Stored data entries
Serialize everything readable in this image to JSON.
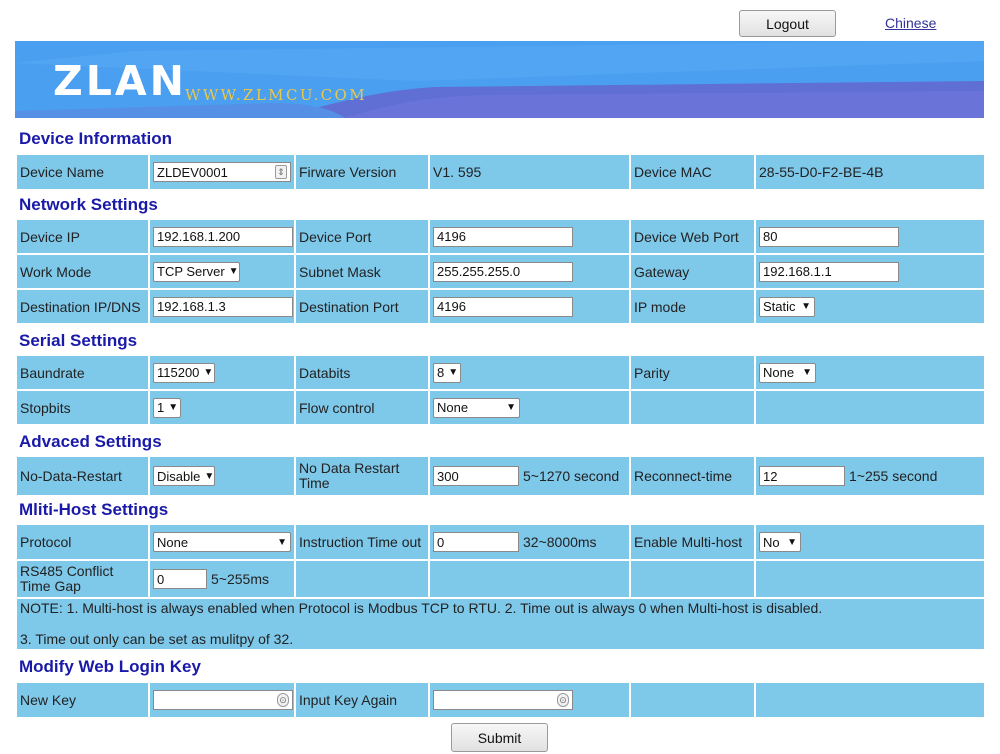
{
  "header": {
    "logout_label": "Logout",
    "language_link": "Chinese"
  },
  "banner": {
    "logo": "ZLAN",
    "website": "WWW.ZLMCU.COM",
    "colors": {
      "sky": "#4a9ff0",
      "wave": "#5f6fd4"
    }
  },
  "device_info": {
    "title": "Device Information",
    "name_label": "Device Name",
    "name_value": "ZLDEV0001",
    "fw_label": "Firware Version",
    "fw_value": "V1. 595",
    "mac_label": "Device MAC",
    "mac_value": "28-55-D0-F2-BE-4B"
  },
  "network": {
    "title": "Network Settings",
    "ip_label": "Device IP",
    "ip_value": "192.168.1.200",
    "port_label": "Device Port",
    "port_value": "4196",
    "webport_label": "Device Web Port",
    "webport_value": "80",
    "workmode_label": "Work Mode",
    "workmode_value": "TCP Server",
    "mask_label": "Subnet Mask",
    "mask_value": "255.255.255.0",
    "gateway_label": "Gateway",
    "gateway_value": "192.168.1.1",
    "destip_label": "Destination IP/DNS",
    "destip_value": "192.168.1.3",
    "destport_label": "Destination Port",
    "destport_value": "4196",
    "ipmode_label": "IP mode",
    "ipmode_value": "Static"
  },
  "serial": {
    "title": "Serial Settings",
    "baud_label": "Baundrate",
    "baud_value": "115200",
    "databits_label": "Databits",
    "databits_value": "8",
    "parity_label": "Parity",
    "parity_value": "None",
    "stopbits_label": "Stopbits",
    "stopbits_value": "1",
    "flow_label": "Flow control",
    "flow_value": "None"
  },
  "advanced": {
    "title": "Advaced Settings",
    "ndr_label": "No-Data-Restart",
    "ndr_value": "Disable",
    "ndrtime_label": "No Data Restart Time",
    "ndrtime_value": "300",
    "ndrtime_unit": "5~1270 second",
    "reconnect_label": "Reconnect-time",
    "reconnect_value": "12",
    "reconnect_unit": "1~255 second"
  },
  "multihost": {
    "title": "Mliti-Host Settings",
    "protocol_label": "Protocol",
    "protocol_value": "None",
    "timeout_label": "Instruction Time out",
    "timeout_value": "0",
    "timeout_unit": "32~8000ms",
    "enable_label": "Enable Multi-host",
    "enable_value": "No",
    "gap_label": "RS485 Conflict Time Gap",
    "gap_value": "0",
    "gap_unit": "5~255ms",
    "note_line1": "NOTE: 1. Multi-host is always enabled when Protocol is Modbus TCP to RTU. 2. Time out is always 0 when Multi-host is disabled.",
    "note_line2": "3. Time out only can be set as mulitpy of 32."
  },
  "login_key": {
    "title": "Modify Web Login Key",
    "new_label": "New Key",
    "new_value": "",
    "again_label": "Input Key Again",
    "again_value": ""
  },
  "submit_label": "Submit"
}
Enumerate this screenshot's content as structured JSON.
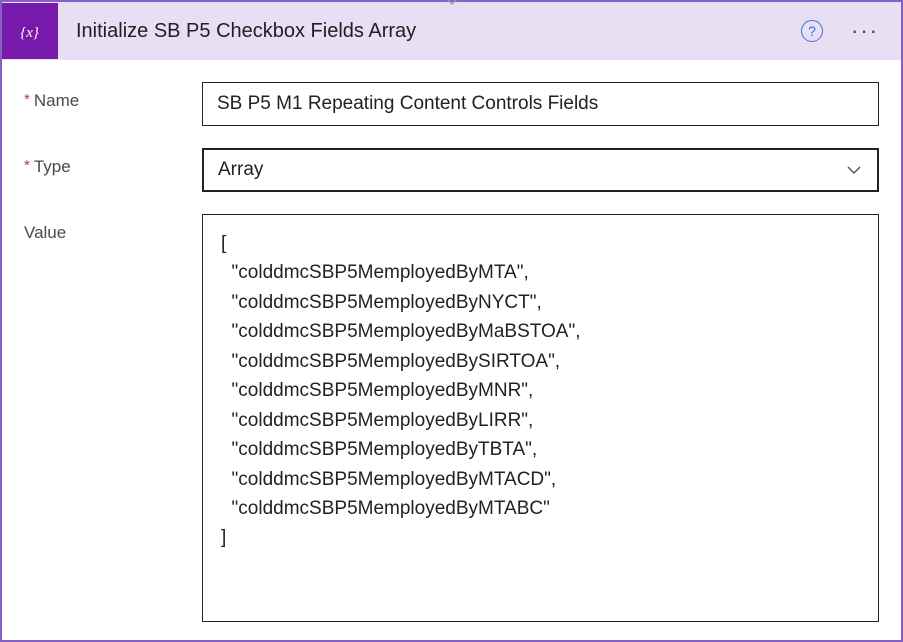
{
  "header": {
    "title": "Initialize SB P5 Checkbox Fields Array"
  },
  "fields": {
    "name": {
      "label": "Name",
      "value": "SB P5 M1 Repeating Content Controls Fields"
    },
    "type": {
      "label": "Type",
      "value": "Array"
    },
    "value": {
      "label": "Value",
      "text": "[\n  \"colddmcSBP5MemployedByMTA\",\n  \"colddmcSBP5MemployedByNYCT\",\n  \"colddmcSBP5MemployedByMaBSTOA\",\n  \"colddmcSBP5MemployedBySIRTOA\",\n  \"colddmcSBP5MemployedByMNR\",\n  \"colddmcSBP5MemployedByLIRR\",\n  \"colddmcSBP5MemployedByTBTA\",\n  \"colddmcSBP5MemployedByMTACD\",\n  \"colddmcSBP5MemployedByMTABC\"\n]"
    }
  }
}
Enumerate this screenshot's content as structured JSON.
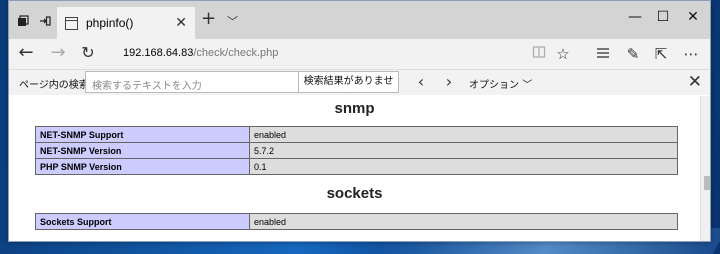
{
  "tab": {
    "title": "phpinfo()"
  },
  "address": {
    "host": "192.168.64.83",
    "path": "/check/check.php"
  },
  "find": {
    "label": "ページ内の検索",
    "placeholder": "検索するテキストを入力",
    "result": "検索結果がありません",
    "options": "オプション"
  },
  "sections": [
    {
      "title": "snmp",
      "rows": [
        {
          "key": "NET-SNMP Support",
          "value": "enabled"
        },
        {
          "key": "NET-SNMP Version",
          "value": "5.7.2"
        },
        {
          "key": "PHP SNMP Version",
          "value": "0.1"
        }
      ]
    },
    {
      "title": "sockets",
      "rows": [
        {
          "key": "Sockets Support",
          "value": "enabled"
        }
      ]
    }
  ],
  "icons": {
    "tab_actions": "tab-actions-icon",
    "set_aside": "set-aside-tabs-icon",
    "page": "page-icon",
    "close": "close-icon",
    "new_tab": "plus-icon",
    "tab_menu": "chevron-down-icon",
    "minimize": "minimize-icon",
    "maximize": "maximize-icon",
    "back": "arrow-left-icon",
    "forward": "arrow-right-icon",
    "refresh": "refresh-icon",
    "reading_view": "book-icon",
    "favorite": "star-icon",
    "hub": "hub-icon",
    "notes": "pen-icon",
    "share": "share-icon",
    "more": "more-icon"
  },
  "colors": {
    "key_cell": "#ccccff",
    "value_cell": "#dddddd",
    "tab_strip": "#d4d4d4",
    "toolbar": "#f2f2f2"
  }
}
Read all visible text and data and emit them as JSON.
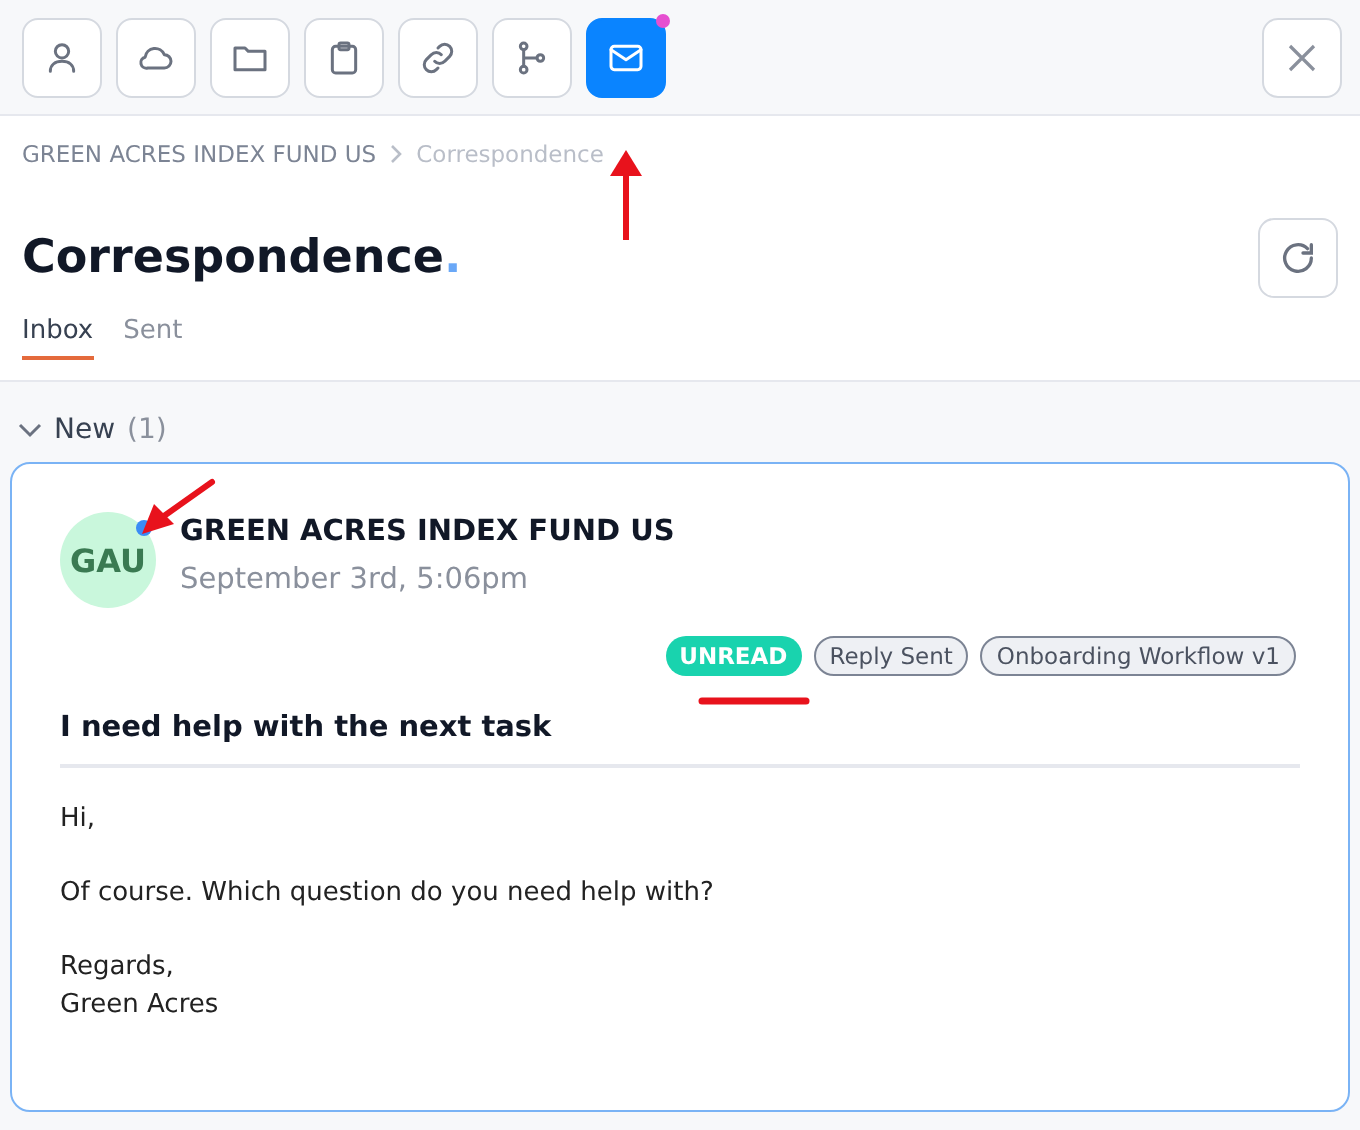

WRITTEN PROBLEM: Extract, from the listing above, every line where the string "Support" occurs.

EXERCISE RESPONSE:
          "key": "NET-SNMP Support",
          "key": "Sockets Support",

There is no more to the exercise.